Start of Block

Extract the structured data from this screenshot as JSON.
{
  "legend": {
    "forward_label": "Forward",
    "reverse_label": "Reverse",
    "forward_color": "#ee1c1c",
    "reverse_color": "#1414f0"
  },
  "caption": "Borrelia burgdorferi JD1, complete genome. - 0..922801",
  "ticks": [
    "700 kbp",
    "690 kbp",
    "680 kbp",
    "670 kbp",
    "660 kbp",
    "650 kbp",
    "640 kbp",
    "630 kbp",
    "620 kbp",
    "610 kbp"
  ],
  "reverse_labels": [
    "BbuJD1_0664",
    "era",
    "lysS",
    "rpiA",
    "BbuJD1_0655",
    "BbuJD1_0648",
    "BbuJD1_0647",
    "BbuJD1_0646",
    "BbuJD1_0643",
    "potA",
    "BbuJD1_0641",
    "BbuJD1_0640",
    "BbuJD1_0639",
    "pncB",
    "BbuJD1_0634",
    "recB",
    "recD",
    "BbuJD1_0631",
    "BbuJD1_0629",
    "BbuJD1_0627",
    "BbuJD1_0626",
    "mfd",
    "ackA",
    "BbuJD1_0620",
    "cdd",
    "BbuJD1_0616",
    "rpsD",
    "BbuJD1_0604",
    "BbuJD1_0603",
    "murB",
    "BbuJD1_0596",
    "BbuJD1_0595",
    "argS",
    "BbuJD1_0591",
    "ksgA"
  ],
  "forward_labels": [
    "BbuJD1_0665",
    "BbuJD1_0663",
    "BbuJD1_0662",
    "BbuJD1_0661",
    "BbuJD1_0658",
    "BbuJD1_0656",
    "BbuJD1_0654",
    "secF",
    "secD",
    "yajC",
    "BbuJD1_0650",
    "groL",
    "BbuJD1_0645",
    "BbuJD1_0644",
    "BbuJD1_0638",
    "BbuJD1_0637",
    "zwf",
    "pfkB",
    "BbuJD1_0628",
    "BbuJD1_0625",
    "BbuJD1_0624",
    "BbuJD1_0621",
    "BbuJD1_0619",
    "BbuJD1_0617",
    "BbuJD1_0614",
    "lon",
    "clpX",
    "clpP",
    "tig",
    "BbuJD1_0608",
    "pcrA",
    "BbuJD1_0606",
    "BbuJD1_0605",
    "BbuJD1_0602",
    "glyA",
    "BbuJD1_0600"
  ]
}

End of Block

Character for character, reproduce all of the lines above.

- _SOLUTION TO THE PROBLEM_:
Extract the structured data from this screenshot as JSON.
{
  "legend": {
    "forward_label": "Forward",
    "reverse_label": "Reverse",
    "forward_color": "#ee1c1c",
    "reverse_color": "#1414f0"
  },
  "caption": "Borrelia burgdorferi JD1, complete genome. - 0..922801",
  "ticks": [
    "700 kbp",
    "690 kbp",
    "680 kbp",
    "670 kbp",
    "660 kbp",
    "650 kbp",
    "640 kbp",
    "630 kbp",
    "620 kbp",
    "610 kbp"
  ],
  "reverse_labels": [
    "BbuJD1_0664",
    "era",
    "lysS",
    "rpiA",
    "BbuJD1_0655",
    "BbuJD1_0648",
    "BbuJD1_0647",
    "BbuJD1_0646",
    "BbuJD1_0643",
    "potA",
    "BbuJD1_0641",
    "BbuJD1_0640",
    "BbuJD1_0639",
    "pncB",
    "BbuJD1_0634",
    "recB",
    "recD",
    "BbuJD1_0631",
    "BbuJD1_0629",
    "BbuJD1_0627",
    "BbuJD1_0626",
    "mfd",
    "ackA",
    "BbuJD1_0620",
    "cdd",
    "BbuJD1_0616",
    "rpsD",
    "BbuJD1_0604",
    "BbuJD1_0603",
    "murB",
    "BbuJD1_0596",
    "BbuJD1_0595",
    "argS",
    "BbuJD1_0591",
    "ksgA"
  ],
  "forward_labels": [
    "BbuJD1_0665",
    "BbuJD1_0663",
    "BbuJD1_0662",
    "BbuJD1_0661",
    "BbuJD1_0658",
    "BbuJD1_0656",
    "BbuJD1_0654",
    "secF",
    "secD",
    "yajC",
    "BbuJD1_0650",
    "groL",
    "BbuJD1_0645",
    "BbuJD1_0644",
    "BbuJD1_0638",
    "BbuJD1_0637",
    "zwf",
    "pfkB",
    "BbuJD1_0628",
    "BbuJD1_0625",
    "BbuJD1_0624",
    "BbuJD1_0621",
    "BbuJD1_0619",
    "BbuJD1_0617",
    "BbuJD1_0614",
    "lon",
    "clpX",
    "clpP",
    "tig",
    "BbuJD1_0608",
    "pcrA",
    "BbuJD1_0606",
    "BbuJD1_0605",
    "BbuJD1_0602",
    "glyA",
    "BbuJD1_0600"
  ]
}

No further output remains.